= Trecho do texto =
▽

Se você tem uma gaveta com algum console antigo, cartucho ou acessório e simplesmente não consegue se desfazer dele, isso é mais comum do que parece entre quem cresceu jogando videogames clássicos.
Pode ser um cartucho de Pokémon com bateria que não salva mais, um memory card de PS2 cheio de arquivos antigos ou até um controle de Super Nintendo com algum defeito específico que você aprendeu a “contornar” para continuar jogando. Mesmo sem utilidade prática, esses itens continuam guardados.
Isso acontece porque, para muitos jogadores, esses objetos não são apenas hardware. Eles representam memórias ligadas a momentos da infância, como tardes inteiras jogando, ambientes familiares e experiências marcantes que ficaram registradas junto com os games.
Além disso, existe uma diferença importante entre o digital e o físico. Enquanto arquivos em nuvem não carregam sensação, os itens físicos têm peso, textura e história. Um simples cartucho pode funcionar como um gatilho emocional imediato.
Os gamers antigos lidavam melhor com telas de carregamento

Se hoje um jogo demora alguns segundos para carregar já gera reclamações, nas décadas de 90 e 2000 a realidade era bem diferente. As telas de loading faziam parte da experiência e eram aceitas com naturalidade por quem jogava videogame naquela época.
No PlayStation 1, por exemplo, era comum encarar telas pretas com o logotipo girando por vários minutos antes do jogo começar. Mesmo assim, a espera não era vista como um problema, já que fazia parte do ritual de jogar e aumentava a expectativa pelo que vinha a seguir.

△

= Instruções =
(a) Transcreva do texto sobre videogames antigos a passagem que começa em "Pode ser um" e termina em "com os games.".
(b) Dê continuidade ao texto sobre videogames antigos a partir da última frase apresentada.

= Dados extraídos =
▽

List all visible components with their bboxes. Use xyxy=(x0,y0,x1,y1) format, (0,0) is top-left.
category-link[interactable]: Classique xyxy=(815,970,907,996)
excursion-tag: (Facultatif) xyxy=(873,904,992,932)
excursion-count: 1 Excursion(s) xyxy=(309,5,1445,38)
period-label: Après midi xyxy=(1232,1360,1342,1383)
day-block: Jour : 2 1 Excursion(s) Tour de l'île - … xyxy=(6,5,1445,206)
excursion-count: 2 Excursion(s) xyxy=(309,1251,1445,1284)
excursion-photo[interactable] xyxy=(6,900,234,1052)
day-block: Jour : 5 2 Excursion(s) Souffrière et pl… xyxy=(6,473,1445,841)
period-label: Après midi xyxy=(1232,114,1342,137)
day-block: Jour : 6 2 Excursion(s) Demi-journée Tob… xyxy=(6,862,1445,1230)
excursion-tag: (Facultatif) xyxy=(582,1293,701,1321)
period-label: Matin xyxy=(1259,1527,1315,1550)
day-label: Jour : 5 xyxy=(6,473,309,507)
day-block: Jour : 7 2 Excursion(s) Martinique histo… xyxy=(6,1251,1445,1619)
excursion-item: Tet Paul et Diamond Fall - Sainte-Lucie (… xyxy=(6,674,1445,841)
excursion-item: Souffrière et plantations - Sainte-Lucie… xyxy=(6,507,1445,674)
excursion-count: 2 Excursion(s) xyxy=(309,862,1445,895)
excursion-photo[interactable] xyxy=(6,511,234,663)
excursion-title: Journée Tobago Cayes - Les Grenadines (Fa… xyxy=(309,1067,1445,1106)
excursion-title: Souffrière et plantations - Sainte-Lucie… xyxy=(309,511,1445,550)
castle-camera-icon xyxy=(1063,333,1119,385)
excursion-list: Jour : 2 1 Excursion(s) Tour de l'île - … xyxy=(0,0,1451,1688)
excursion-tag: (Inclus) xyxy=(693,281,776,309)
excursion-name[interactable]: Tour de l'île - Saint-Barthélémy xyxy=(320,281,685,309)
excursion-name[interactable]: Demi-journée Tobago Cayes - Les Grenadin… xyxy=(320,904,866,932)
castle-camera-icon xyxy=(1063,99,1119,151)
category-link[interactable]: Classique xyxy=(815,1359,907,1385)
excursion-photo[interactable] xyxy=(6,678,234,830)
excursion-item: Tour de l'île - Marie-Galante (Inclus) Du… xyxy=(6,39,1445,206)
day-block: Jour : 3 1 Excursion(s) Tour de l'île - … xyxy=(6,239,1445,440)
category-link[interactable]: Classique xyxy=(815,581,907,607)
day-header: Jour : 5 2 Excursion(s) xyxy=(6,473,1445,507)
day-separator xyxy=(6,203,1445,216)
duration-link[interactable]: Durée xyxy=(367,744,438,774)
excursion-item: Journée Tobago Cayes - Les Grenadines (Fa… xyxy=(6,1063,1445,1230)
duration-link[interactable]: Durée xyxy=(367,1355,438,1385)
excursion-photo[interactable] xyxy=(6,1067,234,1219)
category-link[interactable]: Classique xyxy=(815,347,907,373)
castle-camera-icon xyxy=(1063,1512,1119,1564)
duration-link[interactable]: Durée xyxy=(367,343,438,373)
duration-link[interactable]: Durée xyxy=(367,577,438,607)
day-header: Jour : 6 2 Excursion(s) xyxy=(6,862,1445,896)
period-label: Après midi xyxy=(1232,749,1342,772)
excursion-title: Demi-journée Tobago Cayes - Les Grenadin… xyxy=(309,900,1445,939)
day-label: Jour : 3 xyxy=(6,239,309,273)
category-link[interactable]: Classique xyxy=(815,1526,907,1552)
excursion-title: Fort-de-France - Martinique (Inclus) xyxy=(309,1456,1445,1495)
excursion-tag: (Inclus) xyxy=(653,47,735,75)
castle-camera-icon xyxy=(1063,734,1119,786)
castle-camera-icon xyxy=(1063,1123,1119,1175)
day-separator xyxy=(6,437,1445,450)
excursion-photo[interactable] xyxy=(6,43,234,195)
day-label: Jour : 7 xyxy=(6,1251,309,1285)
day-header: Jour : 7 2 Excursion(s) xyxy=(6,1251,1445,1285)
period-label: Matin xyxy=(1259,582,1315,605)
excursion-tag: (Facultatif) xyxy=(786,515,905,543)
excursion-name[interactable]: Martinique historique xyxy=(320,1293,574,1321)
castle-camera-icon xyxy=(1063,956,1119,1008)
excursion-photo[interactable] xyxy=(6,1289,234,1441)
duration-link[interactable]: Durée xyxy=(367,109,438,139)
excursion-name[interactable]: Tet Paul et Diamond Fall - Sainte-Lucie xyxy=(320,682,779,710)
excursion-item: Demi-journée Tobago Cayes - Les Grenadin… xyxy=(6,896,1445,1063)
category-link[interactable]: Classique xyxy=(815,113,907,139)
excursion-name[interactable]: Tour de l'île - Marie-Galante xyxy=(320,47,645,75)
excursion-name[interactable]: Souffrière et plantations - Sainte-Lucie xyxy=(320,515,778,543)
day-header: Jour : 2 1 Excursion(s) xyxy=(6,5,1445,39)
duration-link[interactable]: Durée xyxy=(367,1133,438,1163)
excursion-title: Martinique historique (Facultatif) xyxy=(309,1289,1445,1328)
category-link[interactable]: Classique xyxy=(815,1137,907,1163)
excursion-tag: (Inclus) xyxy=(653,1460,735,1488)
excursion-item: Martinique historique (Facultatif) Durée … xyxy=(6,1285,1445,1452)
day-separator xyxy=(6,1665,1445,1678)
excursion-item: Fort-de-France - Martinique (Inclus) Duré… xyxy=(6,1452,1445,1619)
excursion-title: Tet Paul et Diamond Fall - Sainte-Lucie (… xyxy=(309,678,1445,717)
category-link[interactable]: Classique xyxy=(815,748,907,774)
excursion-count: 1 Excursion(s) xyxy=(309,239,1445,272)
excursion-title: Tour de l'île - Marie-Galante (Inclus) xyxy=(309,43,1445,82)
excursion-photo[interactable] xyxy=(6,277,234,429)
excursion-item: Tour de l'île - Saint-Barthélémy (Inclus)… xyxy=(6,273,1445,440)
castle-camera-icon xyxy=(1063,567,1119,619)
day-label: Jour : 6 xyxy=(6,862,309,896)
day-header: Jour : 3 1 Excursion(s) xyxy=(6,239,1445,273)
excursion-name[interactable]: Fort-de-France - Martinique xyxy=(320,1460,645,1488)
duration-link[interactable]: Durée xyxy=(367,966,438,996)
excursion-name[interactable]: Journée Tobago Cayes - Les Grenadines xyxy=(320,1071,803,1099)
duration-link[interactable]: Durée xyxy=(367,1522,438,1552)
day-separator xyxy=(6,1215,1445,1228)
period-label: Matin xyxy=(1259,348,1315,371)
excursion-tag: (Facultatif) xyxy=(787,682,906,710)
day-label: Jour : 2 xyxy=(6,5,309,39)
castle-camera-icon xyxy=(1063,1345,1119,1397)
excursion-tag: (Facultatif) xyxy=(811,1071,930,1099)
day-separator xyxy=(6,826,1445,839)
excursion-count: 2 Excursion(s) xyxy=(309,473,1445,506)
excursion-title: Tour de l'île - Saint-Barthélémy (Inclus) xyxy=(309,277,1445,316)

△

= Tarefas resolvidas =
(a)
Pode ser um cartucho de Pokémon com bateria que não salva mais, um memory card de PS2 cheio de arquivos antigos ou até um controle de Super Nintendo com algum defeito específico que você aprendeu a “contornar” para continuar jogando. Mesmo sem utilidade prática, esses itens continuam guardados.
Isso acontece porque, para muitos jogadores, esses objetos não são apenas hardware. Eles representam memórias ligadas a momentos da infância, como tardes inteiras jogando, ambientes familiares e experiências marcantes que ficaram registradas junto com os games.

(b)
Além disso, outro desafio marcante era a perda de dados salvos. Memórias de jogos podiam ser corrompidas sem aviso, apagando progressos de semanas inteiras em RPGs e outros títulos longos. Muitas vezes, os jogadores dependiam de anotações em cadernos ou códigos para continuar suas jornadas.
Diante disso, recomeçar um jogo do zero era mais comum do que parece. Essa rotina criou uma geração acostumada à paciência e à persistência, lidando com limitações técnicas que hoje parecem impensáveis no universo dos games.
Como as lan houses marcaram a cultura gamer brasileira

Para quem viveu o fim dos anos 90 e o início dos anos 2000, a lan house não era apenas um lugar com computadores. Era um ponto de encontro que marcou profundamente a experiência de muitos jogadores e fez parte da formação da cultura gamer no Brasil.
Esses espaços tinham uma atmosfera muito característica, com computadores antigos, cadeiras simples e um ambiente sempre movimentado. Além disso, o cheiro de equipamentos funcionando por horas e a presença constante de adolescentes jogando criavam uma identidade própria para o local.
Era também na lan house que muitos descobriram jogos competitivos como Counter Strike e aprenderam estratégias básicas na prática, muitas vezes jogando com ou contra pessoas desconhecidas. Dessa forma, surgiam interações rápidas, amizades momentâneas e até rivalidades que ficavam apenas dentro daquele ambiente.
Apesar das limitações de conforto e tecnologia, as lan houses se tornaram um dos lugares mais marcantes da cultura gamer. Por isso, ainda hoje elas são lembradas com nostalgia por quem viveu essa época.
O ritual de soprar cartuchos de videogame
Quem cresceu jogando videogame nos anos 90 e 2000 provavelmente já soprou um cartucho como se isso fosse resolver qualquer problema técnico. E, de certa forma, parecia funcionar, mesmo que hoje se saiba que o efeito era mais psicológico do que real.
Esse processo virava quase um ritual. O jogador retirava o cartucho, soprava com força como se estivesse resolvendo uma falha definitiva, também assoprava a entrada do console por precaução e recolocava o jogo com cuidado, esperando o famoso clique. Em seguida, era só torcer para a imagem aparecer na tela.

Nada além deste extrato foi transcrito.